• Request
Print all entries word for word.

** Start Input material **

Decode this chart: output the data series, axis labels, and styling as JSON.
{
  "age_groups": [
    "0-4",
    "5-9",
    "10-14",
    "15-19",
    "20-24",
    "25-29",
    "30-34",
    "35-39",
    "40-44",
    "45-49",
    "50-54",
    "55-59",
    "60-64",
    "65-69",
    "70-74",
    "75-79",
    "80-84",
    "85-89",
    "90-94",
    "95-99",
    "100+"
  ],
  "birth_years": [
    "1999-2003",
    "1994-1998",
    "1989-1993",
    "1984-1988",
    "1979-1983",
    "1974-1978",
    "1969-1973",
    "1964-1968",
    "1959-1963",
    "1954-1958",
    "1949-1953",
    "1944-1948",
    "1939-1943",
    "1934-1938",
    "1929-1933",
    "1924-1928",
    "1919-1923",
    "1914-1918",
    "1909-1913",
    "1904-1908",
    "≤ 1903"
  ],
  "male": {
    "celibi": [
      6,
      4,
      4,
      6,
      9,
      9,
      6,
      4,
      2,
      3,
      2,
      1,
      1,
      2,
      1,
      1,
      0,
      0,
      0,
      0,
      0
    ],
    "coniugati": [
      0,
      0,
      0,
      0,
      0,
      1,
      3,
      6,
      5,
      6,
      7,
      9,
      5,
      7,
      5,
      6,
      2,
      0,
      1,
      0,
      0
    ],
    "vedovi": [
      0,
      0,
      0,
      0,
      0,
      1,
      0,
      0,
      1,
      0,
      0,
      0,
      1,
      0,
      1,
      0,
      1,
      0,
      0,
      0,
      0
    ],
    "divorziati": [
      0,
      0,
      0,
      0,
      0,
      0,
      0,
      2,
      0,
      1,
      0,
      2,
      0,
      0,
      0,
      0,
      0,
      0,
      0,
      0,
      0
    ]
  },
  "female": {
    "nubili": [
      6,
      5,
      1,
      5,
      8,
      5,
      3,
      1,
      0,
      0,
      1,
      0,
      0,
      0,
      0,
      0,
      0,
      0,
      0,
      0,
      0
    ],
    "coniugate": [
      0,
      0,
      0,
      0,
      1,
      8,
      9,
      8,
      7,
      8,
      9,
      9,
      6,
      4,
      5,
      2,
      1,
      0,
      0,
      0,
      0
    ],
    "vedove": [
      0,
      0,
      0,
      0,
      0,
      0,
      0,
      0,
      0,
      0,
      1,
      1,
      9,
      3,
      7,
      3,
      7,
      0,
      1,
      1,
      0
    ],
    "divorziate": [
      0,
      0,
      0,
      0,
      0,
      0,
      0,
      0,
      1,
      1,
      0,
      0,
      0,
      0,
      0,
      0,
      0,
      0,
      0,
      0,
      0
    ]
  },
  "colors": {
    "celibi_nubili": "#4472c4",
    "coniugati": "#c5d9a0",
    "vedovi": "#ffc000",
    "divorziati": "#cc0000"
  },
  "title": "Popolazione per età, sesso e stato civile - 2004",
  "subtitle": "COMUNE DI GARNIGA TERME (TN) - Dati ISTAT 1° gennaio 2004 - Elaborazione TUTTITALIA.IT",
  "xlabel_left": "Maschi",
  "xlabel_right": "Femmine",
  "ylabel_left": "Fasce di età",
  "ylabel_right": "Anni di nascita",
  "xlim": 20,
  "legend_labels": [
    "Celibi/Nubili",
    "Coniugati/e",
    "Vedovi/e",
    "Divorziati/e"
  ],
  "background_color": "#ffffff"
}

** End Input material **

• Answer to this exercise
Decode this chart: output the data series, axis labels, and styling as JSON.
{
  "age_groups": [
    "0-4",
    "5-9",
    "10-14",
    "15-19",
    "20-24",
    "25-29",
    "30-34",
    "35-39",
    "40-44",
    "45-49",
    "50-54",
    "55-59",
    "60-64",
    "65-69",
    "70-74",
    "75-79",
    "80-84",
    "85-89",
    "90-94",
    "95-99",
    "100+"
  ],
  "birth_years": [
    "1999-2003",
    "1994-1998",
    "1989-1993",
    "1984-1988",
    "1979-1983",
    "1974-1978",
    "1969-1973",
    "1964-1968",
    "1959-1963",
    "1954-1958",
    "1949-1953",
    "1944-1948",
    "1939-1943",
    "1934-1938",
    "1929-1933",
    "1924-1928",
    "1919-1923",
    "1914-1918",
    "1909-1913",
    "1904-1908",
    "≤ 1903"
  ],
  "male": {
    "celibi": [
      6,
      4,
      4,
      6,
      9,
      9,
      6,
      4,
      2,
      3,
      2,
      1,
      1,
      2,
      1,
      1,
      0,
      0,
      0,
      0,
      0
    ],
    "coniugati": [
      0,
      0,
      0,
      0,
      0,
      1,
      3,
      6,
      5,
      6,
      7,
      9,
      5,
      7,
      5,
      6,
      2,
      0,
      1,
      0,
      0
    ],
    "vedovi": [
      0,
      0,
      0,
      0,
      0,
      1,
      0,
      0,
      1,
      0,
      0,
      0,
      1,
      0,
      1,
      0,
      1,
      0,
      0,
      0,
      0
    ],
    "divorziati": [
      0,
      0,
      0,
      0,
      0,
      0,
      0,
      2,
      0,
      1,
      0,
      2,
      0,
      0,
      0,
      0,
      0,
      0,
      0,
      0,
      0
    ]
  },
  "female": {
    "nubili": [
      6,
      5,
      1,
      5,
      8,
      5,
      3,
      1,
      0,
      0,
      1,
      0,
      0,
      0,
      0,
      0,
      0,
      0,
      0,
      0,
      0
    ],
    "coniugate": [
      0,
      0,
      0,
      0,
      1,
      8,
      9,
      8,
      7,
      8,
      9,
      9,
      6,
      4,
      5,
      2,
      1,
      0,
      0,
      0,
      0
    ],
    "vedove": [
      0,
      0,
      0,
      0,
      0,
      0,
      0,
      0,
      0,
      0,
      1,
      1,
      9,
      3,
      7,
      3,
      7,
      0,
      1,
      1,
      0
    ],
    "divorziate": [
      0,
      0,
      0,
      0,
      0,
      0,
      0,
      0,
      1,
      1,
      0,
      0,
      0,
      0,
      0,
      0,
      0,
      0,
      0,
      0,
      0
    ]
  },
  "colors": {
    "celibi_nubili": "#4472c4",
    "coniugati": "#c5d9a0",
    "vedovi": "#ffc000",
    "divorziati": "#cc0000"
  },
  "title": "Popolazione per età, sesso e stato civile - 2004",
  "subtitle": "COMUNE DI GARNIGA TERME (TN) - Dati ISTAT 1° gennaio 2004 - Elaborazione TUTTITALIA.IT",
  "xlabel_left": "Maschi",
  "xlabel_right": "Femmine",
  "ylabel_left": "Fasce di età",
  "ylabel_right": "Anni di nascita",
  "xlim": 20,
  "legend_labels": [
    "Celibi/Nubili",
    "Coniugati/e",
    "Vedovi/e",
    "Divorziati/e"
  ],
  "background_color": "#ffffff"
}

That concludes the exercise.